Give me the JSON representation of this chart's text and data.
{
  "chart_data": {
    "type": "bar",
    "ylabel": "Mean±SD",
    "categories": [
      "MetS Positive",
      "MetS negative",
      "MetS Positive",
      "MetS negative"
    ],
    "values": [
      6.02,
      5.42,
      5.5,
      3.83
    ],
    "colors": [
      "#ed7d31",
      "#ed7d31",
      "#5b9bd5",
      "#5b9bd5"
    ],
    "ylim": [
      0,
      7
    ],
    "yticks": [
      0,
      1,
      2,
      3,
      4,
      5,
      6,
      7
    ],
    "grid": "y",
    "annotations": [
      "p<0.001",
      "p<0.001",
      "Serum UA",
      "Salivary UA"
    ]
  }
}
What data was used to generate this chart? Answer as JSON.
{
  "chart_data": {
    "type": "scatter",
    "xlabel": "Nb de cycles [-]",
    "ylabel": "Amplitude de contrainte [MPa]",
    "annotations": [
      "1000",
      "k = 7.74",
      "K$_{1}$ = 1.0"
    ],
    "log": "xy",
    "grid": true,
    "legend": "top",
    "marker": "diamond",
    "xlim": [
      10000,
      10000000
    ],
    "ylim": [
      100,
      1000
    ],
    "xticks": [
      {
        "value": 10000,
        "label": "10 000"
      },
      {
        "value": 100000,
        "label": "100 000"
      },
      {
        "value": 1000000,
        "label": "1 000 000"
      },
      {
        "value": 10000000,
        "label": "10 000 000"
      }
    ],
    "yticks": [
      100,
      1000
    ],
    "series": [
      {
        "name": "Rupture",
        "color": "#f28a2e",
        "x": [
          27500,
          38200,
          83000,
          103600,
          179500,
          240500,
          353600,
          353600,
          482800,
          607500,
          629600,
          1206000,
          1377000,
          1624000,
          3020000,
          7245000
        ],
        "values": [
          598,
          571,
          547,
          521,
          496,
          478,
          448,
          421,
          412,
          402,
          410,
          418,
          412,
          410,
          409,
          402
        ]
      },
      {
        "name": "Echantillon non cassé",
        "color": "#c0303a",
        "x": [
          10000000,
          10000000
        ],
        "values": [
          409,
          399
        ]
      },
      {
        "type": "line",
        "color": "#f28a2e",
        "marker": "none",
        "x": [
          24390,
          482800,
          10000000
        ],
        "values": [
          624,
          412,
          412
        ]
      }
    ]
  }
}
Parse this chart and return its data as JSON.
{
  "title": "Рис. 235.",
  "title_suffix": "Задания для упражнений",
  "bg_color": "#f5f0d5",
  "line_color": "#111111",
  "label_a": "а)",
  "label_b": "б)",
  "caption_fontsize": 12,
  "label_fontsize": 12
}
══════
### [What to work on]
Find the line containing "Parse this chart and return its data as JSON.". Reproduce it exactly, along with every line after it through the last.

### [Solution]
Parse this chart and return its data as JSON.
{
  "title": "Рис. 235.",
  "title_suffix": "Задания для упражнений",
  "bg_color": "#f5f0d5",
  "line_color": "#111111",
  "label_a": "а)",
  "label_b": "б)",
  "caption_fontsize": 12,
  "label_fontsize": 12
}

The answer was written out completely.